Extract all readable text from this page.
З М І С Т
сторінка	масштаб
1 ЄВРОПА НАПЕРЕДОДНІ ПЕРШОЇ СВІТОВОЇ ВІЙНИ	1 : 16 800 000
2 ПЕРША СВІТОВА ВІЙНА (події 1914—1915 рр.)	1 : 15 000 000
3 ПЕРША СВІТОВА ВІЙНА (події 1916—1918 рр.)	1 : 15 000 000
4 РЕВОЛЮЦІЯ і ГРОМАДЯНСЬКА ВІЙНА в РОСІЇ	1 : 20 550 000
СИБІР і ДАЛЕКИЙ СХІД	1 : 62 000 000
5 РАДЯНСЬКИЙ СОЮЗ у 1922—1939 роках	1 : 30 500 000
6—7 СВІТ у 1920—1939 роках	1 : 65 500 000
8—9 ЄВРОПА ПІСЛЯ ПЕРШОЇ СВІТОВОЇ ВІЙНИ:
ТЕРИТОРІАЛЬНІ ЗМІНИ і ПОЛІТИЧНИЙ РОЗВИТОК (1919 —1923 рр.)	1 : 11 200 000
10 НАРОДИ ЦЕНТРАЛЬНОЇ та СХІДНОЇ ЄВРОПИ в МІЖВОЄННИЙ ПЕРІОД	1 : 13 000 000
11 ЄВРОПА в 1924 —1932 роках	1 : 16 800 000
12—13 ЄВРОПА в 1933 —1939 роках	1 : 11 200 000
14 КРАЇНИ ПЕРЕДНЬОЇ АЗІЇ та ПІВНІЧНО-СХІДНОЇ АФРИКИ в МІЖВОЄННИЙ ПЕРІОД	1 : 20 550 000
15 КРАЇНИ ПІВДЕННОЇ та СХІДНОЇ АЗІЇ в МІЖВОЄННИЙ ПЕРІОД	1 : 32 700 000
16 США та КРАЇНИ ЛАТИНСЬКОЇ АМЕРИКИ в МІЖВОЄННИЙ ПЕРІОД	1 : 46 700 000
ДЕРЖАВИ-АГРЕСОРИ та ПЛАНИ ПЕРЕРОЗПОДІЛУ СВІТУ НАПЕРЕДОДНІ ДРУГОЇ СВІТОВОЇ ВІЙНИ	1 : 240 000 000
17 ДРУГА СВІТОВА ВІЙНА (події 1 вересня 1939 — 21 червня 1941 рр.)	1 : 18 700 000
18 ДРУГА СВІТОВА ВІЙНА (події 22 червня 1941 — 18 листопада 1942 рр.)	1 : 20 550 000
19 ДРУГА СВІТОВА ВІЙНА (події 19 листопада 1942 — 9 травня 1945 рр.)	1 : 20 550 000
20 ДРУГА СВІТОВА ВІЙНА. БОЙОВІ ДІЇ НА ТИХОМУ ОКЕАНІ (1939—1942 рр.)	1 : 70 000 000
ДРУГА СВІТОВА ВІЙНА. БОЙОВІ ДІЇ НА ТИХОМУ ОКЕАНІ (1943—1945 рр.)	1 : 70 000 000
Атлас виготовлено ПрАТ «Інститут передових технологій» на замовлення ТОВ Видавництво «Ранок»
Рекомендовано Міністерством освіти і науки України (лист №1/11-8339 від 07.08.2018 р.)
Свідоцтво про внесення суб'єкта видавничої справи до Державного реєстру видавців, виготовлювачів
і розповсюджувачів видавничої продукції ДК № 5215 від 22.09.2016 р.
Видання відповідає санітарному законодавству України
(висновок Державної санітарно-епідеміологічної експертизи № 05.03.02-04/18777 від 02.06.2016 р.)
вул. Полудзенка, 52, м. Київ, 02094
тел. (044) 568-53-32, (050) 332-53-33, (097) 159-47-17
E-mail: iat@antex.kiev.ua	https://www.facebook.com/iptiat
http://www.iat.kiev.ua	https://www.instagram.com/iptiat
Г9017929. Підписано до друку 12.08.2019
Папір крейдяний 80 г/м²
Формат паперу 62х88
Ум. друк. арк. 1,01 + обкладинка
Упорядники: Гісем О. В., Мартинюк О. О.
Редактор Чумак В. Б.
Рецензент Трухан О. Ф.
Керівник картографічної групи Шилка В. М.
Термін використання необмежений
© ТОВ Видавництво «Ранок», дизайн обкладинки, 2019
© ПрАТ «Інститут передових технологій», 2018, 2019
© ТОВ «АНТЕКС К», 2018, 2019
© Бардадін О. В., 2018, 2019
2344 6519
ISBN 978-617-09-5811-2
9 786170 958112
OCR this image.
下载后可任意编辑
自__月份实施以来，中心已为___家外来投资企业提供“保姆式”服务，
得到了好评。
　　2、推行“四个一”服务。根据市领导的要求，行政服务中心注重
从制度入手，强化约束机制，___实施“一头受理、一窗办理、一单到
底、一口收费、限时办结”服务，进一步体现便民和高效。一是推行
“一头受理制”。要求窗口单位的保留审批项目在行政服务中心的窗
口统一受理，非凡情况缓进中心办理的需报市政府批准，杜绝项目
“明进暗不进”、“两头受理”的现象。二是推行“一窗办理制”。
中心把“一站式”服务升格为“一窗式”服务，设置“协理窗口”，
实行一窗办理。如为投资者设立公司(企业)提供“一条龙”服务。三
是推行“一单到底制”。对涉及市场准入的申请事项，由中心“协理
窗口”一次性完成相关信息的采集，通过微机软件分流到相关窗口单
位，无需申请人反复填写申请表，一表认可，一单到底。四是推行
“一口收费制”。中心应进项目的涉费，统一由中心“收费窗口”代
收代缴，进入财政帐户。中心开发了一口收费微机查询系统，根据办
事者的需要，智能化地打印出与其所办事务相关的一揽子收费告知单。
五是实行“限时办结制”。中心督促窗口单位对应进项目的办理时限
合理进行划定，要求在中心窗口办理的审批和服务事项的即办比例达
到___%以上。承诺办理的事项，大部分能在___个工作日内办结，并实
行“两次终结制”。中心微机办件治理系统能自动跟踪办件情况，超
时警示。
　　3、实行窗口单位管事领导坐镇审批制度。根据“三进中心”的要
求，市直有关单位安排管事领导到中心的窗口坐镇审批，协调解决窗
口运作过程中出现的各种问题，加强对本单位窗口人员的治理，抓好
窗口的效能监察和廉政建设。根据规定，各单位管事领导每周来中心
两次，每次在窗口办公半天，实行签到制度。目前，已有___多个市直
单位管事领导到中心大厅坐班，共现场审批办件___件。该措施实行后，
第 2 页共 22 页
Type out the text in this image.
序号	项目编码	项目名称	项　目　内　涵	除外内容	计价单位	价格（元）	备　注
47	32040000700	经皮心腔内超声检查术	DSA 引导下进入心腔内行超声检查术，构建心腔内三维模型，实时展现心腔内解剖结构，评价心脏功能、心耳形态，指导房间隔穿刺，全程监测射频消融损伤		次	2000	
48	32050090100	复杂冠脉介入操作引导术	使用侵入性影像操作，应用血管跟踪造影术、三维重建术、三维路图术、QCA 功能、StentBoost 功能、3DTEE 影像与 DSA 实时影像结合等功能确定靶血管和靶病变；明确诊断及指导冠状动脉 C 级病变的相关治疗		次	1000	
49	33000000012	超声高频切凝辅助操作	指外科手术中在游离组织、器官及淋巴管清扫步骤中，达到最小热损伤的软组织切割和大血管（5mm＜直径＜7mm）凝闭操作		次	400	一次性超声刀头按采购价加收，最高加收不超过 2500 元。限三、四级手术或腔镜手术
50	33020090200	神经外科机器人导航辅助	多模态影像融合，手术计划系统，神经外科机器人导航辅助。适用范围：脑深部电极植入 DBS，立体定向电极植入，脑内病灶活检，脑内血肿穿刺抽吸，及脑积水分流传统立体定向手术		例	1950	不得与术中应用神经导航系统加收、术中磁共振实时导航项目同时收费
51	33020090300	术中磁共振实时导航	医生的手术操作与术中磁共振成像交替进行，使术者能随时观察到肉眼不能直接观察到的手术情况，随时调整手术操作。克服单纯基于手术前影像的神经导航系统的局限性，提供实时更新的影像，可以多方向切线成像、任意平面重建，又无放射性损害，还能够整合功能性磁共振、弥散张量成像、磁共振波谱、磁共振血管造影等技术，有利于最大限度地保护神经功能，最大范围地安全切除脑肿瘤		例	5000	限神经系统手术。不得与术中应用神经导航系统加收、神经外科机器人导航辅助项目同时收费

CHALLENGE: Filter the records above and return every line that holds the word "text".

FULL OUTPUT:
Extract all readable text from this page.
Type out the text in this image.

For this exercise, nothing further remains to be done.